------ Records to process ------

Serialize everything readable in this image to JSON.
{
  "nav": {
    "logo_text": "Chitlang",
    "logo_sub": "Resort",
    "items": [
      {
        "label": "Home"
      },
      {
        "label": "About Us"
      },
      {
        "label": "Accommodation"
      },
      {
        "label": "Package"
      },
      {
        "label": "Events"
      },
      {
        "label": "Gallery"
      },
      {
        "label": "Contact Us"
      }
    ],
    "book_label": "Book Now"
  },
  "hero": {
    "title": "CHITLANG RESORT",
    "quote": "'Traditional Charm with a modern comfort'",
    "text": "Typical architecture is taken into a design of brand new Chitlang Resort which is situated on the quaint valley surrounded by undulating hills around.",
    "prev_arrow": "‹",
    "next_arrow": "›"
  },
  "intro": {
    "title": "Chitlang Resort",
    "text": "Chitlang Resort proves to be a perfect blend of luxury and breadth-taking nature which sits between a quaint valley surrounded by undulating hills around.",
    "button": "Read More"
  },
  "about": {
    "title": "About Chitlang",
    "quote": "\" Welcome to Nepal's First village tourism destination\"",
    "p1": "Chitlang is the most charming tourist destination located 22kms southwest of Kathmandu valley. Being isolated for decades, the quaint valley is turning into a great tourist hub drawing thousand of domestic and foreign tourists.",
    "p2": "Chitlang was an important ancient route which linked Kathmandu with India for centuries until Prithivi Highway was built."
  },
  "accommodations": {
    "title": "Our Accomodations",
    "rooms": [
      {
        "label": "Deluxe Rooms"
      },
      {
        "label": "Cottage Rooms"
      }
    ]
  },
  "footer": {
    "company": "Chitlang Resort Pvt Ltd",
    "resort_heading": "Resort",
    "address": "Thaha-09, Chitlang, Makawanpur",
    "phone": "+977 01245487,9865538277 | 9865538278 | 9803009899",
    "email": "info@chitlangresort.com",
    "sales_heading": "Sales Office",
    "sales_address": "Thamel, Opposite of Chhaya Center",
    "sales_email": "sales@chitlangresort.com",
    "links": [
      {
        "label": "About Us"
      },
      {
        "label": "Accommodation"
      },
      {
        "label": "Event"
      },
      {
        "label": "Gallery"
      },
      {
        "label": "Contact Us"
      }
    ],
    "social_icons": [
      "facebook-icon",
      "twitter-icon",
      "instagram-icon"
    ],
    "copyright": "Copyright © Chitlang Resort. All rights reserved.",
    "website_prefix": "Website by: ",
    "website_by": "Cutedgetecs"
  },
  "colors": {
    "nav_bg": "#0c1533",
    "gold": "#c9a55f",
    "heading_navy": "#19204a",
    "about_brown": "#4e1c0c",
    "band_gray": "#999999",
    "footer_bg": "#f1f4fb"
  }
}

------

Set problem: Copy each line of the records that contains the word "chitlangresort".

Result of the task:
    "email": "info@chitlangresort.com",
    "sales_email": "sales@chitlangresort.com",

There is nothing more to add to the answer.